■ INFORMATION SUPPLIED:

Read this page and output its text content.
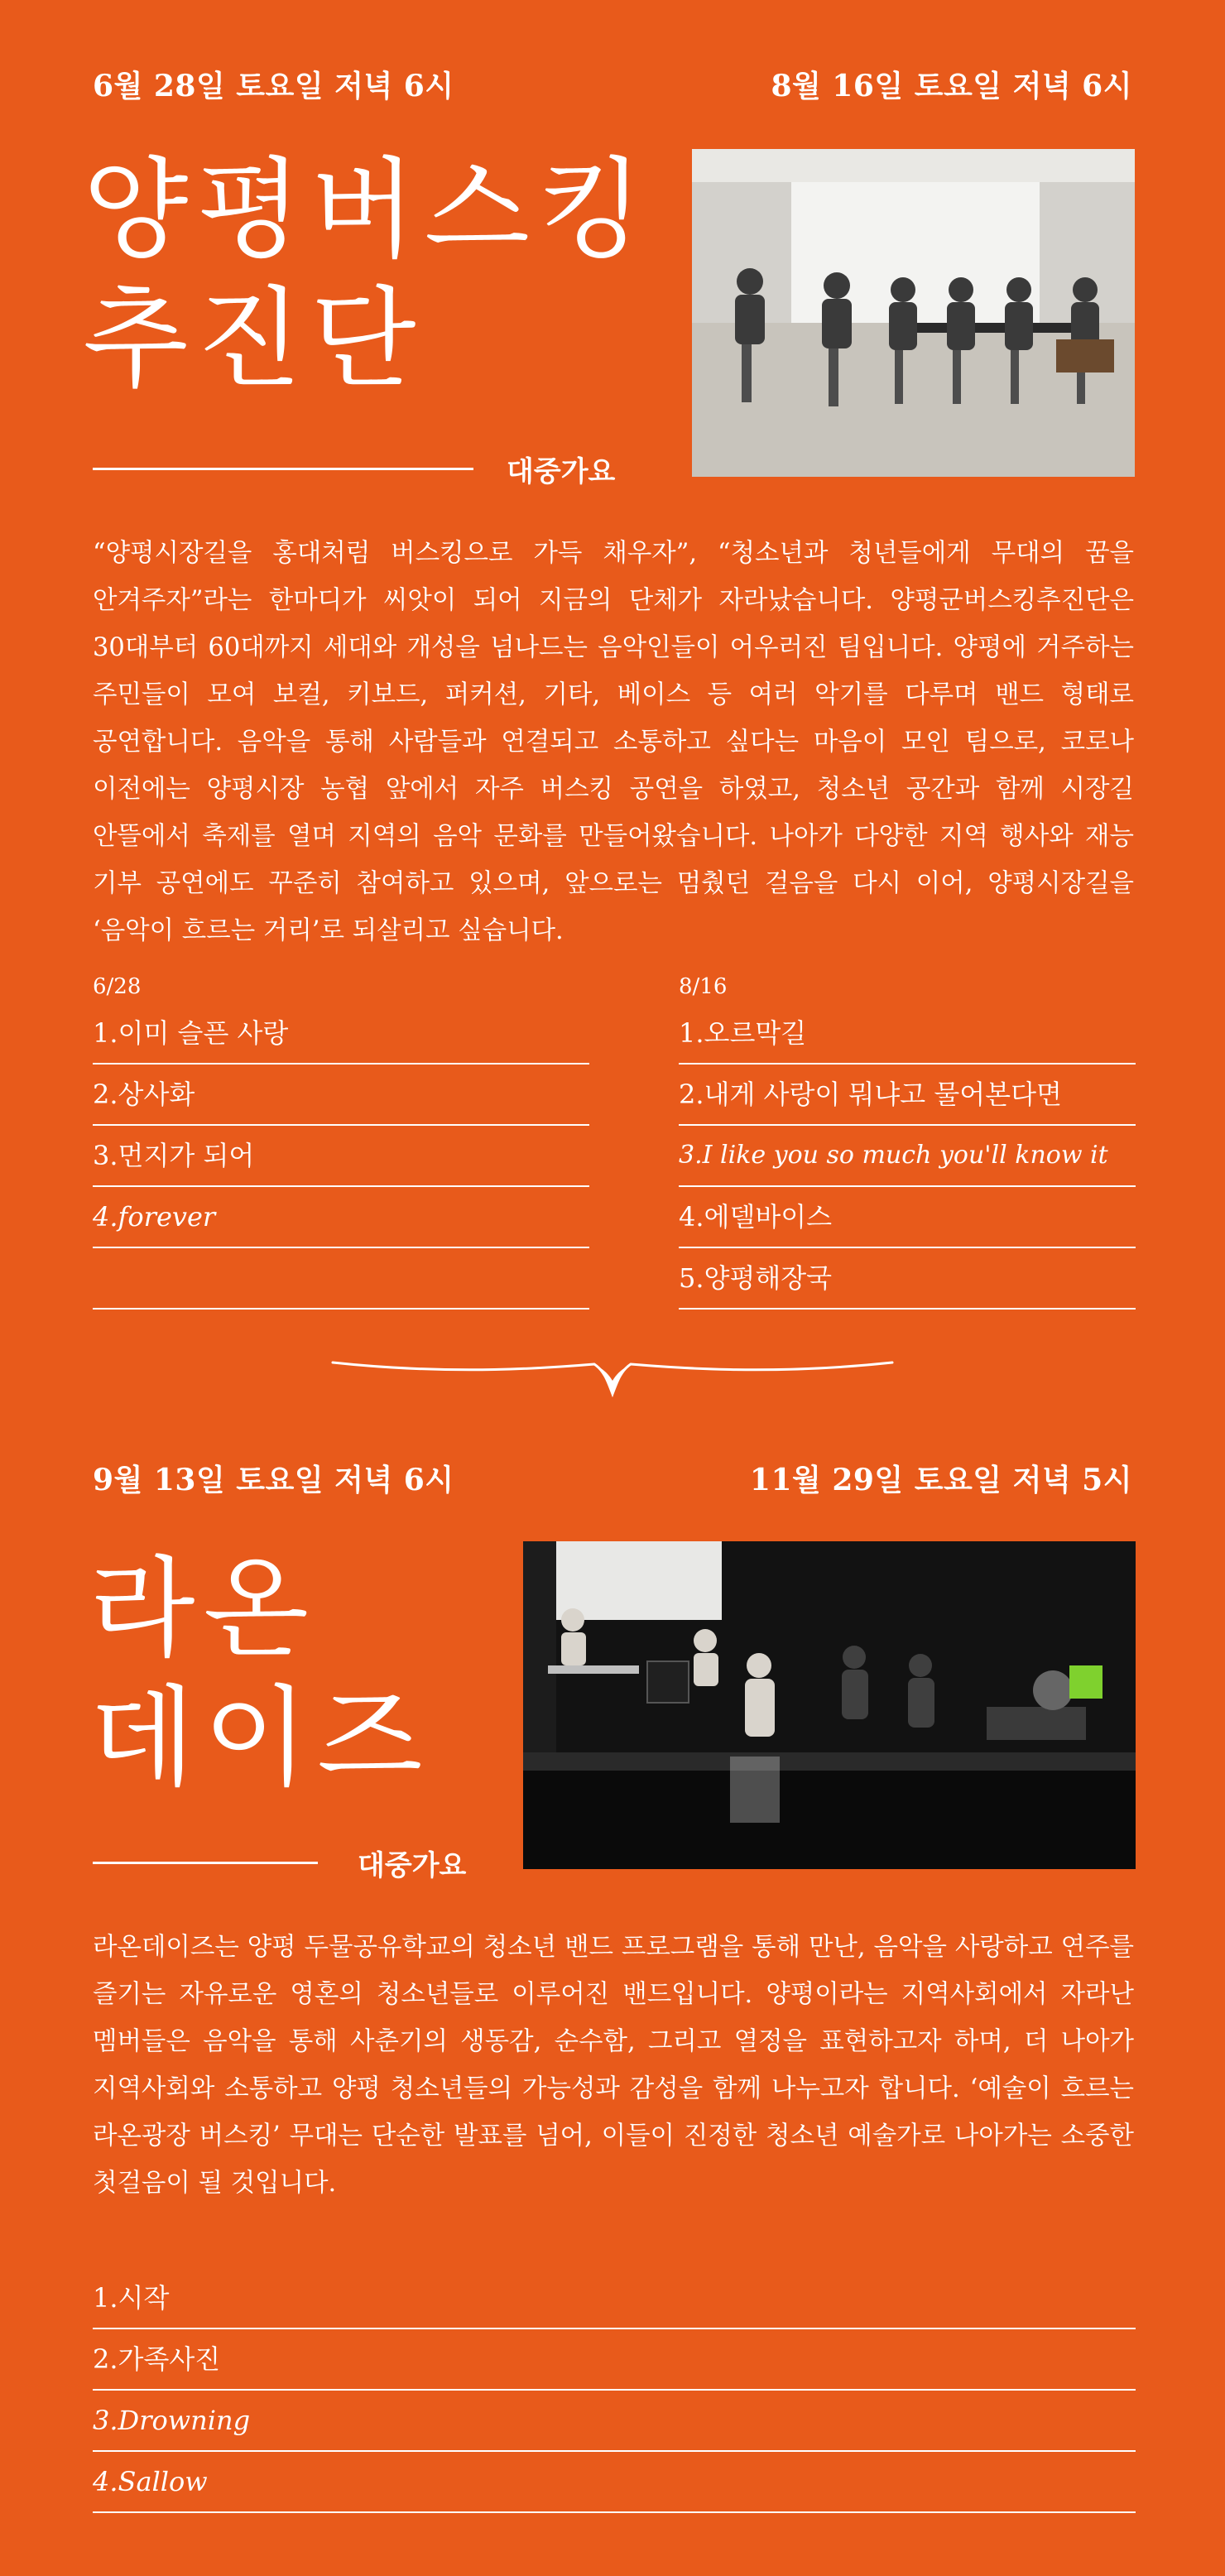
6월 28일 토요일 저녁 6시	8월 16일 토요일 저녁 6시
양평버스킹
추진단
대중가요
“양평시장길을 홍대처럼 버스킹으로 가득 채우자”, “청소년과 청년들에게 무대의 꿈을 안겨주자”라는 한마디가 씨앗이 되어 지금의 단체가 자라났습니다. 양평군버스킹추진단은 30대부터 60대까지 세대와 개성을 넘나드는 음악인들이 어우러진 팀입니다. 양평에 거주하는 주민들이 모여 보컬, 키보드, 퍼커션, 기타, 베이스 등 여러 악기를 다루며 밴드 형태로 공연합니다. 음악을 통해 사람들과 연결되고 소통하고 싶다는 마음이 모인 팀으로, 코로나 이전에는 양평시장 농협 앞에서 자주 버스킹 공연을 하였고, 청소년 공간과 함께 시장길 안뜰에서 축제를 열며 지역의 음악 문화를 만들어왔습니다. 나아가 다양한 지역 행사와 재능 기부 공연에도 꾸준히 참여하고 있으며, 앞으로는 멈췄던 걸음을 다시 이어, 양평시장길을 ‘음악이 흐르는 거리’로 되살리고 싶습니다.
6/28
1.이미 슬픈 사랑
2.상사화
3.먼지가 되어
4.forever
8/16
1.오르막길
2.내게 사랑이 뭐냐고 물어본다면
3.I like you so much you'll know it
4.에델바이스
5.양평해장국
9월 13일 토요일 저녁 6시	11월 29일 토요일 저녁 5시
라온
데이즈
대중가요
라온데이즈는 양평 두물공유학교의 청소년 밴드 프로그램을 통해 만난, 음악을 사랑하고 연주를 즐기는 자유로운 영혼의 청소년들로 이루어진 밴드입니다. 양평이라는 지역사회에서 자라난 멤버들은 음악을 통해 사춘기의 생동감, 순수함, 그리고 열정을 표현하고자 하며, 더 나아가 지역사회와 소통하고 양평 청소년들의 가능성과 감성을 함께 나누고자 합니다. ‘예술이 흐르는 라온광장 버스킹’ 무대는 단순한 발표를 넘어, 이들이 진정한 청소년 예술가로 나아가는 소중한 첫걸음이 될 것입니다.
1.시작
2.가족사진
3.Drowning
4.Sallow
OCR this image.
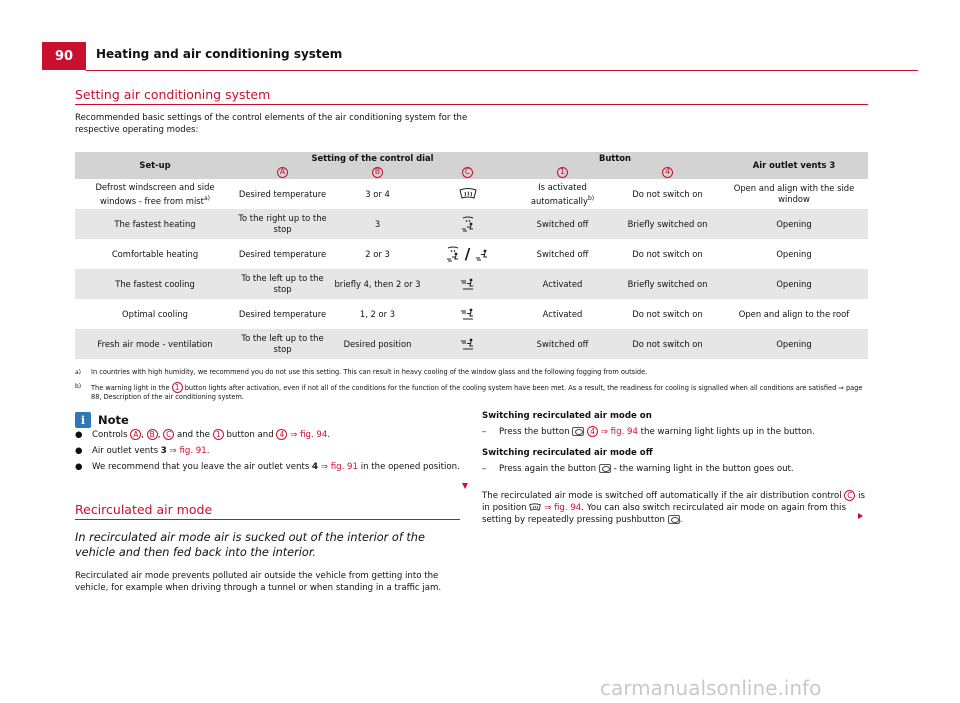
90	Heating and air conditioning system
Setting air conditioning system
Recommended basic settings of the control elements of the air conditioning system for the respective operating modes:
Set-up	Setting of the control dial			Button		Air outlet vents 3
	A	B	C	1	4	
Defrost windscreen and side windows - free from mist$^{a)}$	Desired temperature	3 or 4		Is activated automatically$^{b)}$	Do not switch on	Open and align with the side window
The fastest heating	To the right up to the stop	3		Switched off	Briefly switched on	Opening
Comfortable heating	Desired temperature	2 or 3	/	Switched off	Do not switch on	Opening
The fastest cooling	To the left up to the stop	briefly 4, then 2 or 3		Activated	Briefly switched on	Opening
Optimal cooling	Desired temperature	1, 2 or 3		Activated	Do not switch on	Open and align to the roof
Fresh air mode - ventilation	To the left up to the stop	Desired position		Switched off	Do not switch on	Opening
a) In countries with high humidity, we recommend you do not use this setting. This can result in heavy cooling of the window glass and the following fogging from outside.
b) The warning light in the 1 button lights after activation, even if not all of the conditions for the function of the cooling system have been met. As a result, the readiness for cooling is signalled when all conditions are satisfied ⇒ page 88, Description of the air conditioning system.
i	Note
● Controls A , B , C and the 1 button and 4 ⇒ fig. 94.
● Air outlet vents 3 ⇒ fig. 91.
●	We recommend that you leave the air outlet vents 4 ⇒ fig. 91 in the opened position.
Recirculated air mode
In recirculated air mode air is sucked out of the interior of the vehicle and then fed back into the interior.
Recirculated air mode prevents polluted air outside the vehicle from getting into the vehicle, for example when driving through a tunnel or when standing in a traffic jam.
Switching recirculated air mode on
– Press the button	4 ⇒ fig. 94 the warning light lights up in the button.
Switching recirculated air mode off
– Press again the button - the warning light in the button goes out.
The recirculated air mode is switched off automatically if the air distribution control C is in position ⇒ fig. 94. You can also switch recirculated air mode on again from this setting by repeatedly pressing pushbutton .
carmanualsonline.info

■ WHAT YOU SHOULD DO: Your task is to reproduce all of the material exactly. The pictures stay out.

■ OUTPUT BELOW:
Read this page and output its text content.
6월 28일 토요일 저녁 6시	8월 16일 토요일 저녁 6시
양평버스킹
추진단
대중가요
“양평시장길을 홍대처럼 버스킹으로 가득 채우자”, “청소년과 청년들에게 무대의 꿈을 안겨주자”라는 한마디가 씨앗이 되어 지금의 단체가 자라났습니다. 양평군버스킹추진단은 30대부터 60대까지 세대와 개성을 넘나드는 음악인들이 어우러진 팀입니다. 양평에 거주하는 주민들이 모여 보컬, 키보드, 퍼커션, 기타, 베이스 등 여러 악기를 다루며 밴드 형태로 공연합니다. 음악을 통해 사람들과 연결되고 소통하고 싶다는 마음이 모인 팀으로, 코로나 이전에는 양평시장 농협 앞에서 자주 버스킹 공연을 하였고, 청소년 공간과 함께 시장길 안뜰에서 축제를 열며 지역의 음악 문화를 만들어왔습니다. 나아가 다양한 지역 행사와 재능 기부 공연에도 꾸준히 참여하고 있으며, 앞으로는 멈췄던 걸음을 다시 이어, 양평시장길을 ‘음악이 흐르는 거리’로 되살리고 싶습니다.
6/28
1.이미 슬픈 사랑
2.상사화
3.먼지가 되어
4.forever
8/16
1.오르막길
2.내게 사랑이 뭐냐고 물어본다면
3.I like you so much you'll know it
4.에델바이스
5.양평해장국
9월 13일 토요일 저녁 6시	11월 29일 토요일 저녁 5시
라온
데이즈
대중가요
라온데이즈는 양평 두물공유학교의 청소년 밴드 프로그램을 통해 만난, 음악을 사랑하고 연주를 즐기는 자유로운 영혼의 청소년들로 이루어진 밴드입니다. 양평이라는 지역사회에서 자라난 멤버들은 음악을 통해 사춘기의 생동감, 순수함, 그리고 열정을 표현하고자 하며, 더 나아가 지역사회와 소통하고 양평 청소년들의 가능성과 감성을 함께 나누고자 합니다. ‘예술이 흐르는 라온광장 버스킹’ 무대는 단순한 발표를 넘어, 이들이 진정한 청소년 예술가로 나아가는 소중한 첫걸음이 될 것입니다.
1.시작
2.가족사진
3.Drowning
4.Sallow
OCR this image.
90	Heating and air conditioning system
Setting air conditioning system
Recommended basic settings of the control elements of the air conditioning system for the respective operating modes:
Set-up	Setting of the control dial			Button		Air outlet vents 3
	A	B	C	1	4	
Defrost windscreen and side windows - free from mist$^{a)}$	Desired temperature	3 or 4		Is activated automatically$^{b)}$	Do not switch on	Open and align with the side window
The fastest heating	To the right up to the stop	3		Switched off	Briefly switched on	Opening
Comfortable heating	Desired temperature	2 or 3	/	Switched off	Do not switch on	Opening
The fastest cooling	To the left up to the stop	briefly 4, then 2 or 3		Activated	Briefly switched on	Opening
Optimal cooling	Desired temperature	1, 2 or 3		Activated	Do not switch on	Open and align to the roof
Fresh air mode - ventilation	To the left up to the stop	Desired position		Switched off	Do not switch on	Opening
a) In countries with high humidity, we recommend you do not use this setting. This can result in heavy cooling of the window glass and the following fogging from outside.
b) The warning light in the 1 button lights after activation, even if not all of the conditions for the function of the cooling system have been met. As a result, the readiness for cooling is signalled when all conditions are satisfied ⇒ page 88, Description of the air conditioning system.
i	Note
● Controls A , B , C and the 1 button and 4 ⇒ fig. 94.
● Air outlet vents 3 ⇒ fig. 91.
●	We recommend that you leave the air outlet vents 4 ⇒ fig. 91 in the opened position.
Recirculated air mode
In recirculated air mode air is sucked out of the interior of the vehicle and then fed back into the interior.
Recirculated air mode prevents polluted air outside the vehicle from getting into the vehicle, for example when driving through a tunnel or when standing in a traffic jam.
Switching recirculated air mode on
– Press the button	4 ⇒ fig. 94 the warning light lights up in the button.
Switching recirculated air mode off
– Press again the button - the warning light in the button goes out.
The recirculated air mode is switched off automatically if the air distribution control C is in position ⇒ fig. 94. You can also switch recirculated air mode on again from this setting by repeatedly pressing pushbutton .
carmanualsonline.info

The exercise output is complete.